[Given problem] Report every line below that contains the word "their".
━━━ Dataset rows ━━━
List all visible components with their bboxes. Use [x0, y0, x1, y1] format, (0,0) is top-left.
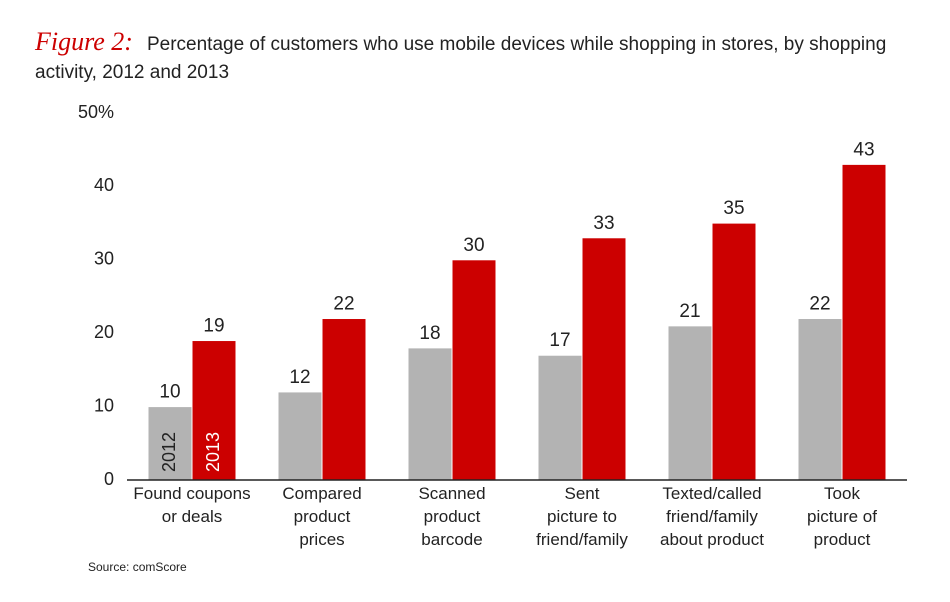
bar — [667, 325, 713, 481]
value-label: 10 — [159, 382, 180, 403]
bar — [581, 237, 627, 481]
y-tick-label: 0 — [104, 469, 114, 489]
bar — [407, 347, 453, 481]
y-tick-label: 30 — [94, 249, 114, 269]
value-label: 17 — [549, 330, 570, 351]
title-block: Figure 2: Percentage of customers who use… — [35, 28, 915, 87]
legend-label: 2013 — [203, 432, 223, 472]
value-label: 35 — [723, 198, 744, 219]
bar — [711, 222, 757, 481]
value-label: 22 — [809, 294, 830, 315]
bar — [277, 391, 323, 481]
value-label: 12 — [289, 367, 310, 388]
x-tick-label: Took picture of product — [807, 484, 877, 549]
bar — [537, 354, 583, 481]
y-tick-label: 40 — [94, 175, 114, 195]
x-tick-label: Texted/called friend/family about produc… — [660, 484, 764, 549]
value-label: 33 — [593, 213, 614, 234]
value-label: 21 — [679, 301, 700, 322]
x-tick-label: Compared product prices — [282, 484, 362, 549]
value-label: 30 — [463, 235, 484, 256]
value-label: 22 — [333, 294, 354, 315]
bar — [797, 318, 843, 481]
x-tick-label: Found coupons or deals — [133, 484, 251, 526]
y-tick-label: 50% — [78, 102, 114, 122]
value-label: 43 — [853, 139, 874, 160]
y-tick-label: 10 — [94, 395, 114, 415]
bar — [451, 259, 497, 481]
figure-label: Figure 2: — [35, 27, 133, 56]
bar — [191, 340, 237, 481]
value-label: 18 — [419, 323, 440, 344]
bar — [147, 406, 193, 481]
bar — [841, 163, 887, 481]
bar — [321, 318, 367, 481]
x-tick-label: Scanned product barcode — [418, 484, 486, 549]
source: Source: comScore — [88, 560, 187, 574]
legend-label: 2012 — [159, 432, 179, 472]
y-tick-label: 20 — [94, 322, 114, 342]
value-label: 19 — [203, 316, 224, 337]
x-tick-label: Sent picture to friend/family — [536, 484, 628, 549]
chart-title: Percentage of customers who use mobile d… — [35, 34, 887, 83]
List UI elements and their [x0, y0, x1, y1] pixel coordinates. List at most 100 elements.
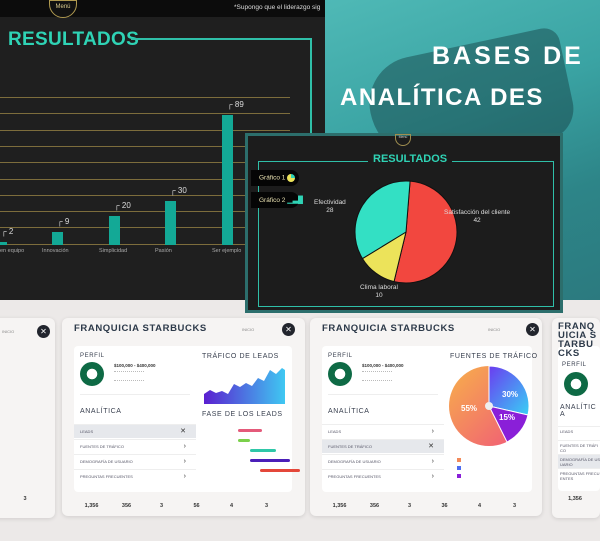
━━━
[Reply to the exercise]
List all visible components with their bboxes. Use [x0, y0, x1, y1] format, (0,0) is top-left.
List UI elements and their [x0, y0, x1, y1] pixel coordinates. List at most 100 elements.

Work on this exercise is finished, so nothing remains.